### What to work on:
For each line in the data below that holds "Attach", return a copy.

=== Available data ===

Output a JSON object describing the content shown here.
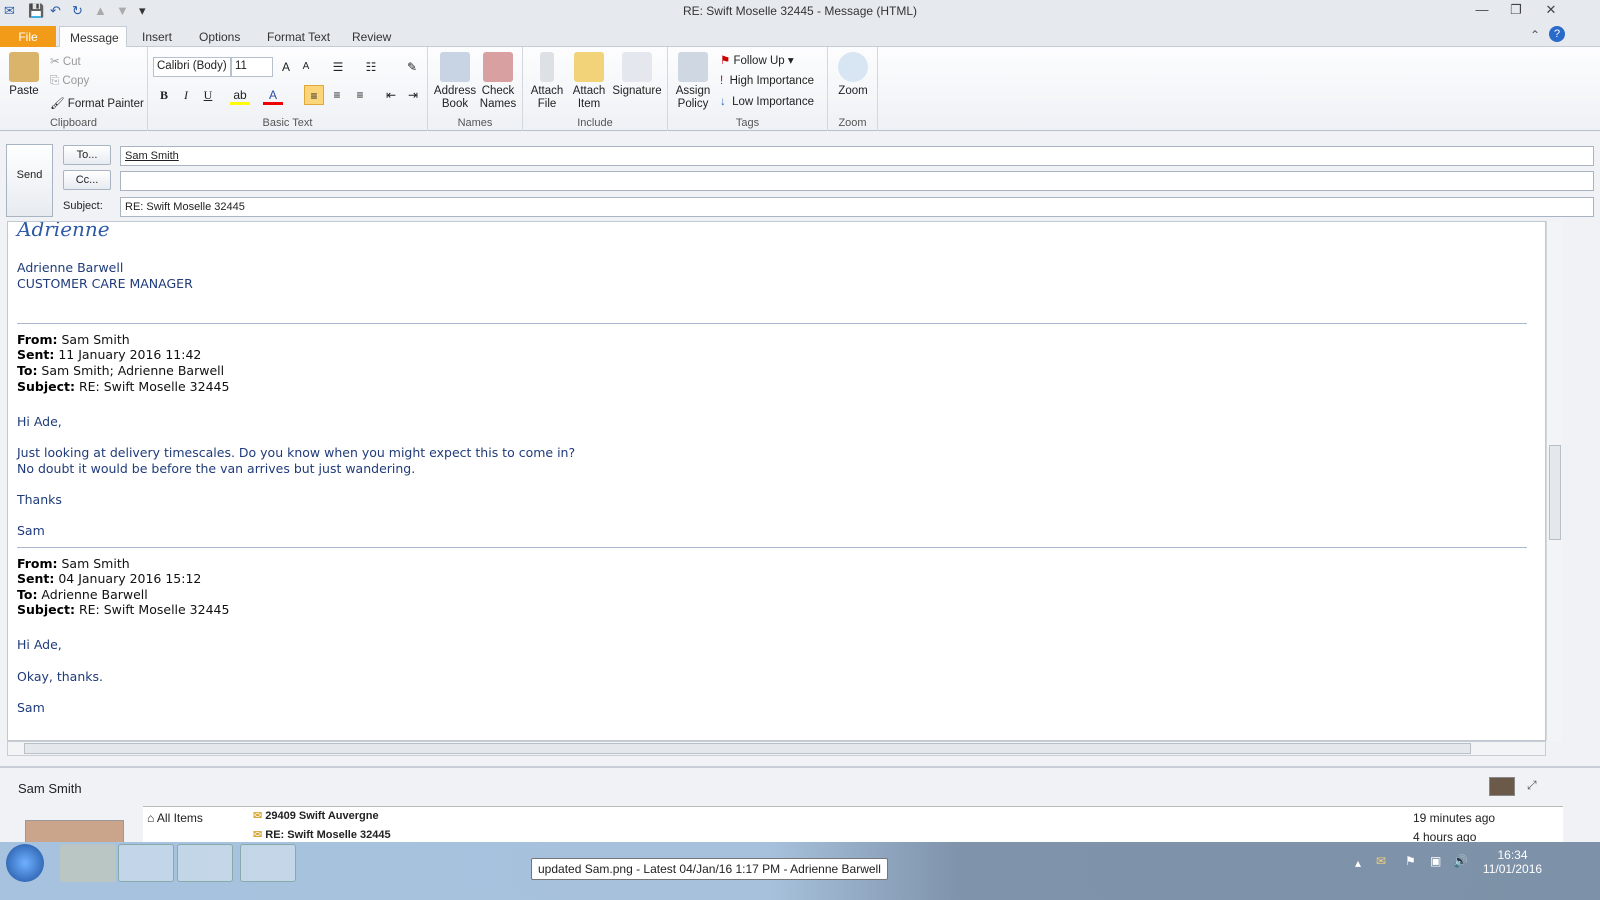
{
  "window": {
    "title": "RE: Swift Moselle 32445  -  Message (HTML)"
  },
  "tabs": [
    {
      "label": "File"
    },
    {
      "label": "Message"
    },
    {
      "label": "Insert"
    },
    {
      "label": "Options"
    },
    {
      "label": "Format Text"
    },
    {
      "label": "Review"
    }
  ],
  "ribbon": {
    "clipboard": {
      "label": "Clipboard",
      "paste": "Paste",
      "cut": "Cut",
      "copy": "Copy",
      "format_painter": "Format Painter"
    },
    "basic_text": {
      "label": "Basic Text",
      "font": "Calibri (Body)",
      "size": "11",
      "bold": "B",
      "italic": "I",
      "underline": "U"
    },
    "names": {
      "label": "Names",
      "address_book": "Address Book",
      "check_names": "Check Names"
    },
    "include": {
      "label": "Include",
      "attach_file": "Attach File",
      "attach_item": "Attach Item",
      "signature": "Signature"
    },
    "tags": {
      "label": "Tags",
      "assign_policy": "Assign Policy",
      "follow_up": "Follow Up",
      "high": "High Importance",
      "low": "Low Importance"
    },
    "zoom": {
      "label": "Zoom",
      "zoom": "Zoom"
    }
  },
  "header": {
    "send": "Send",
    "to_btn": "To...",
    "cc_btn": "Cc...",
    "subject_label": "Subject:",
    "to": "Sam Smith",
    "cc": "",
    "subject": "RE: Swift Moselle 32445"
  },
  "body": {
    "signature_script": "Adrienne",
    "sig_name": "Adrienne Barwell",
    "sig_title": "CUSTOMER CARE MANAGER",
    "msg1": {
      "from_l": "From:",
      "from": " Sam Smith",
      "sent_l": "Sent:",
      "sent": " 11 January 2016 11:42",
      "to_l": "To:",
      "to": " Sam Smith; Adrienne Barwell",
      "subj_l": "Subject:",
      "subj": " RE: Swift Moselle 32445",
      "lines": [
        "Hi Ade,",
        "Just looking at delivery timescales. Do you know when you might expect this to come in?",
        "No doubt it would be before the van arrives but just wandering.",
        "Thanks",
        "Sam"
      ]
    },
    "msg2": {
      "from_l": "From:",
      "from": " Sam Smith",
      "sent_l": "Sent:",
      "sent": " 04 January 2016 15:12",
      "to_l": "To:",
      "to": " Adrienne Barwell",
      "subj_l": "Subject:",
      "subj": " RE: Swift Moselle 32445",
      "lines": [
        "Hi Ade,",
        "Okay, thanks.",
        "Sam"
      ]
    }
  },
  "people_pane": {
    "name": "Sam Smith",
    "all_items": "All Items",
    "items": [
      {
        "subject": "29409 Swift Auvergne",
        "time": "19 minutes ago"
      },
      {
        "subject": "RE: Swift Moselle 32445",
        "time": "4 hours ago"
      }
    ]
  },
  "taskbar": {
    "tooltip": "updated Sam.png - Latest 04/Jan/16 1:17 PM - Adrienne Barwell",
    "time": "16:34",
    "date": "11/01/2016"
  }
}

===

### Task response:
      "attach_file": "Attach File",
      "attach_item": "Attach Item",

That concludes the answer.